(Stored data)
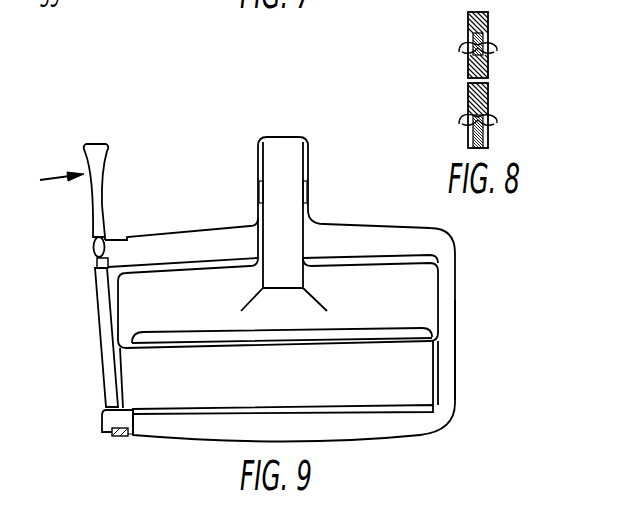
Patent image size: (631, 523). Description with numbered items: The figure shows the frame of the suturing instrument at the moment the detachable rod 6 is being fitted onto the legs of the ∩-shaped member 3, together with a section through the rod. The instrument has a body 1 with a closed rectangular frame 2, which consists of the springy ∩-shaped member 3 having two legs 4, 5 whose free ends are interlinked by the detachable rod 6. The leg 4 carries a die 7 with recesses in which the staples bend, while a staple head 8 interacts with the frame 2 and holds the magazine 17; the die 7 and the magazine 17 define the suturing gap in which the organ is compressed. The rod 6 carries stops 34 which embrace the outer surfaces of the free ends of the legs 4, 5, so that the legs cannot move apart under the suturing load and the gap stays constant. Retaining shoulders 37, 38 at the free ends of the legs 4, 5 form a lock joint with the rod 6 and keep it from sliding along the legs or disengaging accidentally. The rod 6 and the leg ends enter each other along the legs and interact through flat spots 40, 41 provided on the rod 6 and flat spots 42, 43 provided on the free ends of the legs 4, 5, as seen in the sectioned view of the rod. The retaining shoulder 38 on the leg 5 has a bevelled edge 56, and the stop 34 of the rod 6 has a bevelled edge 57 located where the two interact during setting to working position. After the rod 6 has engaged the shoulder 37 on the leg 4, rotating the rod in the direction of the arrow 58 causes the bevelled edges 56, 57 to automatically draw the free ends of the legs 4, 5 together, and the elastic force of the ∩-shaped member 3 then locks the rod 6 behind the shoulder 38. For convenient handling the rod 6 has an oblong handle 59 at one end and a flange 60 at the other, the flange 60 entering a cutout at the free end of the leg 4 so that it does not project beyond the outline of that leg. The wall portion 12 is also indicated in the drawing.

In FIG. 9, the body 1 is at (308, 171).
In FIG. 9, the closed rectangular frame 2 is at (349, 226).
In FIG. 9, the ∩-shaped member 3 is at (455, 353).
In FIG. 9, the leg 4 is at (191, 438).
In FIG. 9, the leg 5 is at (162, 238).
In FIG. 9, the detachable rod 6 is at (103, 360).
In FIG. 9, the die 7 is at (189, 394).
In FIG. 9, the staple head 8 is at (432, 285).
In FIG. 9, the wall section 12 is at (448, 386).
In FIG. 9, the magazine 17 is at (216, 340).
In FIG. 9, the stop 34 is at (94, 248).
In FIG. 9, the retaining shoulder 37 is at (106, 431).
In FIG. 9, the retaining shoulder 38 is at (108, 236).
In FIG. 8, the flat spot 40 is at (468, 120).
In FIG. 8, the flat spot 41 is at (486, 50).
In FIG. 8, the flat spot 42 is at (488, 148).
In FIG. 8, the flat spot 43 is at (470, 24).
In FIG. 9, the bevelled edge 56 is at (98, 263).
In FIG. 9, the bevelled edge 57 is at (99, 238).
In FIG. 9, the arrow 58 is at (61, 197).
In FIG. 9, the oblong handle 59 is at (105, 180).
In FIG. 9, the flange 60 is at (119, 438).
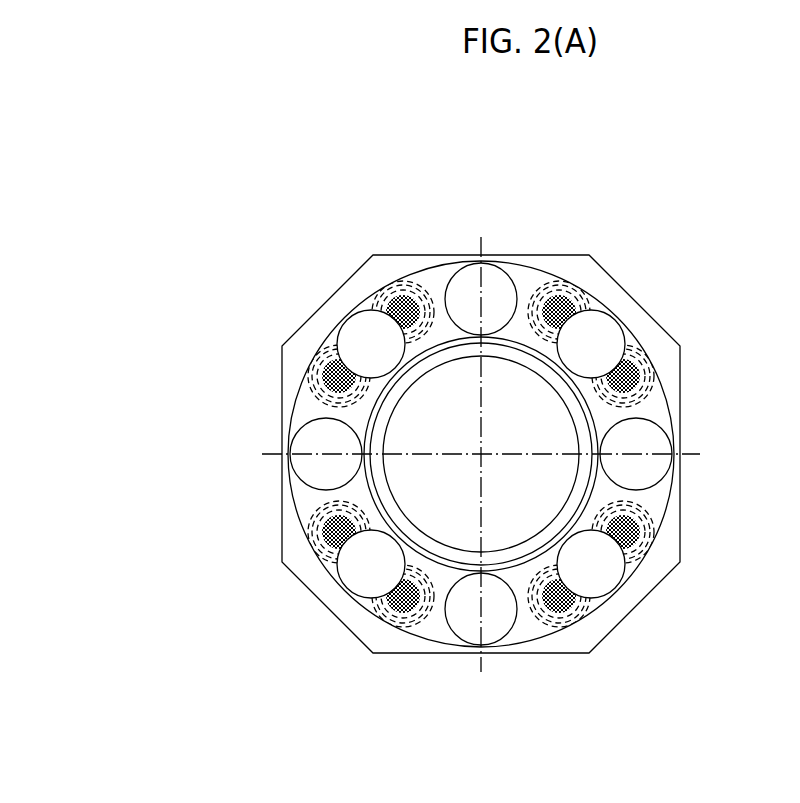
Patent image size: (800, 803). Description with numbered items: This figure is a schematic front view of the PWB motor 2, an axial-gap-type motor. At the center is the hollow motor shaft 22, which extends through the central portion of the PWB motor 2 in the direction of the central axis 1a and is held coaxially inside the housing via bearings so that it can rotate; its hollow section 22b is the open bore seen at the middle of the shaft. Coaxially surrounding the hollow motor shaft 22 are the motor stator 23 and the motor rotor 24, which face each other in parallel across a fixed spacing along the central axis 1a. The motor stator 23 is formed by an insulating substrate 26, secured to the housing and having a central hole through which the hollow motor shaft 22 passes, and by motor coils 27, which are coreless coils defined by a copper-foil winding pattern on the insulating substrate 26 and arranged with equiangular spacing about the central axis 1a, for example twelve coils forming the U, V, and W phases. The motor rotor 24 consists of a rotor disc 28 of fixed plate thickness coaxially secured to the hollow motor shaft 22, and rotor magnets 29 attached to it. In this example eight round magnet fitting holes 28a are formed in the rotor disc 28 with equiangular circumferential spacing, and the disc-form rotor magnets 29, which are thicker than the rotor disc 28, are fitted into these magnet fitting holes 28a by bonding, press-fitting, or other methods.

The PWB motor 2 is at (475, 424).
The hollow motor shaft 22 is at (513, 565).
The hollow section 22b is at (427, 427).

**PROBLEM DETAILS**
Rewrite all the items above, changing "Patent image size" to "Drawing dimensions" and keeping everything else as it is. Leave the pictures out of your answer.

**TASK OUTPUT**
Drawing dimensions: (631, 523). Description with numbered items: The figure shows the frame of the suturing instrument at the moment the detachable rod 6 is being fitted onto the legs of the ∩-shaped member 3, together with a section through the rod. The instrument has a body 1 with a closed rectangular frame 2, which consists of the springy ∩-shaped member 3 having two legs 4, 5 whose free ends are interlinked by the detachable rod 6. The leg 4 carries a die 7 with recesses in which the staples bend, while a staple head 8 interacts with the frame 2 and holds the magazine 17; the die 7 and the magazine 17 define the suturing gap in which the organ is compressed. The rod 6 carries stops 34 which embrace the outer surfaces of the free ends of the legs 4, 5, so that the legs cannot move apart under the suturing load and the gap stays constant. Retaining shoulders 37, 38 at the free ends of the legs 4, 5 form a lock joint with the rod 6 and keep it from sliding along the legs or disengaging accidentally. The rod 6 and the leg ends enter each other along the legs and interact through flat spots 40, 41 provided on the rod 6 and flat spots 42, 43 provided on the free ends of the legs 4, 5, as seen in the sectioned view of the rod. The retaining shoulder 38 on the leg 5 has a bevelled edge 56, and the stop 34 of the rod 6 has a bevelled edge 57 located where the two interact during setting to working position. After the rod 6 has engaged the shoulder 37 on the leg 4, rotating the rod in the direction of the arrow 58 causes the bevelled edges 56, 57 to automatically draw the free ends of the legs 4, 5 together, and the elastic force of the ∩-shaped member 3 then locks the rod 6 behind the shoulder 38. For convenient handling the rod 6 has an oblong handle 59 at one end and a flange 60 at the other, the flange 60 entering a cutout at the free end of the leg 4 so that it does not project beyond the outline of that leg. The wall portion 12 is also indicated in the drawing.

In FIG. 9, the body 1 is at (308, 171).
In FIG. 9, the closed rectangular frame 2 is at (349, 226).
In FIG. 9, the ∩-shaped member 3 is at (455, 353).
In FIG. 9, the leg 4 is at (191, 438).
In FIG. 9, the leg 5 is at (162, 238).
In FIG. 9, the detachable rod 6 is at (103, 360).
In FIG. 9, the die 7 is at (189, 394).
In FIG. 9, the staple head 8 is at (432, 285).
In FIG. 9, the wall section 12 is at (448, 386).
In FIG. 9, the magazine 17 is at (216, 340).
In FIG. 9, the stop 34 is at (94, 248).
In FIG. 9, the retaining shoulder 37 is at (106, 431).
In FIG. 9, the retaining shoulder 38 is at (108, 236).
In FIG. 8, the flat spot 40 is at (468, 120).
In FIG. 8, the flat spot 41 is at (486, 50).
In FIG. 8, the flat spot 42 is at (488, 148).
In FIG. 8, the flat spot 43 is at (470, 24).
In FIG. 9, the bevelled edge 56 is at (98, 263).
In FIG. 9, the bevelled edge 57 is at (99, 238).
In FIG. 9, the arrow 58 is at (61, 197).
In FIG. 9, the oblong handle 59 is at (105, 180).
In FIG. 9, the flange 60 is at (119, 438).
Drawing dimensions: (800, 803). Description with numbered items: This figure is a schematic front view of the PWB motor 2, an axial-gap-type motor. At the center is the hollow motor shaft 22, which extends through the central portion of the PWB motor 2 in the direction of the central axis 1a and is held coaxially inside the housing via bearings so that it can rotate; its hollow section 22b is the open bore seen at the middle of the shaft. Coaxially surrounding the hollow motor shaft 22 are the motor stator 23 and the motor rotor 24, which face each other in parallel across a fixed spacing along the central axis 1a. The motor stator 23 is formed by an insulating substrate 26, secured to the housing and having a central hole through which the hollow motor shaft 22 passes, and by motor coils 27, which are coreless coils defined by a copper-foil winding pattern on the insulating substrate 26 and arranged with equiangular spacing about the central axis 1a, for example twelve coils forming the U, V, and W phases. The motor rotor 24 consists of a rotor disc 28 of fixed plate thickness coaxially secured to the hollow motor shaft 22, and rotor magnets 29 attached to it. In this example eight round magnet fitting holes 28a are formed in the rotor disc 28 with equiangular circumferential spacing, and the disc-form rotor magnets 29, which are thicker than the rotor disc 28, are fitted into these magnet fitting holes 28a by bonding, press-fitting, or other methods.

The PWB motor 2 is at (475, 424).
The hollow motor shaft 22 is at (513, 565).
The hollow section 22b is at (427, 427).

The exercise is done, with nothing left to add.